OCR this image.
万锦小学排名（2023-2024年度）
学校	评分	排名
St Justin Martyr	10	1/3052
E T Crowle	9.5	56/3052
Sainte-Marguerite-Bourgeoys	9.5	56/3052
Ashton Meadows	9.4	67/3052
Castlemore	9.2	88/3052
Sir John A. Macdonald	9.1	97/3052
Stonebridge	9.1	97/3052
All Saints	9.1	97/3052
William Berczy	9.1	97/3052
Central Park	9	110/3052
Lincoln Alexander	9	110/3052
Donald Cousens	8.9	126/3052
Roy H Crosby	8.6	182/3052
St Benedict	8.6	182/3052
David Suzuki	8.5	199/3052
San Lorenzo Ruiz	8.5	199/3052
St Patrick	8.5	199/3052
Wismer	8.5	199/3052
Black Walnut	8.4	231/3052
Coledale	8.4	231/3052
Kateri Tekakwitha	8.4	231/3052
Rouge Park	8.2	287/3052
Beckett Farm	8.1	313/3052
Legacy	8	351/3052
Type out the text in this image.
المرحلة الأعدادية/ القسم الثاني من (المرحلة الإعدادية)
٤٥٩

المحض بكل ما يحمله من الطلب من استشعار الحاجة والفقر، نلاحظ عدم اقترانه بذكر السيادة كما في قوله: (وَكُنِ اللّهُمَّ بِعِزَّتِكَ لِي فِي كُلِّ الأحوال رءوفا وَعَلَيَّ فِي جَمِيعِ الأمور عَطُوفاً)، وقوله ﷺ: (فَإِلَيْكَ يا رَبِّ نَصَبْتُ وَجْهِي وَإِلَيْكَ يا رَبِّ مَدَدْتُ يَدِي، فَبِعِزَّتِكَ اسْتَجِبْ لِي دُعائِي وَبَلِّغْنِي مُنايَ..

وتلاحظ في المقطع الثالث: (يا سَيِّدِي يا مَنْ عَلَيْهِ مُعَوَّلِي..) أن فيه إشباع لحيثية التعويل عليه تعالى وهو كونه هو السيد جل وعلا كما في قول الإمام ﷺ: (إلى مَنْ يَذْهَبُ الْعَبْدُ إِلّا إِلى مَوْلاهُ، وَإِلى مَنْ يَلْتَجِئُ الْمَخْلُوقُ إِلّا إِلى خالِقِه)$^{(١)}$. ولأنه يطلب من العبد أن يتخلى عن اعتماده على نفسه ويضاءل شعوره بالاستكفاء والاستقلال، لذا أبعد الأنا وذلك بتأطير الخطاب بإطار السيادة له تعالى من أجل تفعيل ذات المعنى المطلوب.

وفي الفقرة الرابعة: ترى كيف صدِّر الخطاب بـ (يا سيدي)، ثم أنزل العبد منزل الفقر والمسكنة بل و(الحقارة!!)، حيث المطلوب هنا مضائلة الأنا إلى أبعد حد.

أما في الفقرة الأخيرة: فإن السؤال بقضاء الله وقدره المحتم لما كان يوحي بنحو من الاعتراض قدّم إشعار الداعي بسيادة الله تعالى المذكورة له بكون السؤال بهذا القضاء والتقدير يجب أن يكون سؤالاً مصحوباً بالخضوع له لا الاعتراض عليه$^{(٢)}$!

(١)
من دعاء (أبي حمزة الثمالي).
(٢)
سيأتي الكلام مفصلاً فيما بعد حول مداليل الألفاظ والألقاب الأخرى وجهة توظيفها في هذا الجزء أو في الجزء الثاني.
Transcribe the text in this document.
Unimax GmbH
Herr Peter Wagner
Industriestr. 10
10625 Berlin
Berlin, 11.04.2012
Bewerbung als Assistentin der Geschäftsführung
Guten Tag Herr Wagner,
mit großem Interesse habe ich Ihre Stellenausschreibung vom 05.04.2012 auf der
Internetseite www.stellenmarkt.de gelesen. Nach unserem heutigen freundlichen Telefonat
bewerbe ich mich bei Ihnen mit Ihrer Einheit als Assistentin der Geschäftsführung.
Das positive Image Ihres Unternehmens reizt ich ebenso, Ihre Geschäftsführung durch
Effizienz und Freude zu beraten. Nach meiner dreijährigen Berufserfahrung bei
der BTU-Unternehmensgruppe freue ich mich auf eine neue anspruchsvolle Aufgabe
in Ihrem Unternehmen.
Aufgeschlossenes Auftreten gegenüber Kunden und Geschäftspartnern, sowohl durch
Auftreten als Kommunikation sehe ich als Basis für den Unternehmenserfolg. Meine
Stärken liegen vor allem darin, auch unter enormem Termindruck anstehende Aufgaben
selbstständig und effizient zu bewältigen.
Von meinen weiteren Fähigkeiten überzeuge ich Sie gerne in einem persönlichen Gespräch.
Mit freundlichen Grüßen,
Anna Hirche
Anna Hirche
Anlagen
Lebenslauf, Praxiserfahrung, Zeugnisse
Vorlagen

§ **Task**
Using the material above, copy every line in which the string "Herr" occurs.

§ **Result for this task**
Herr Peter Wagner
Guten Tag Herr Wagner,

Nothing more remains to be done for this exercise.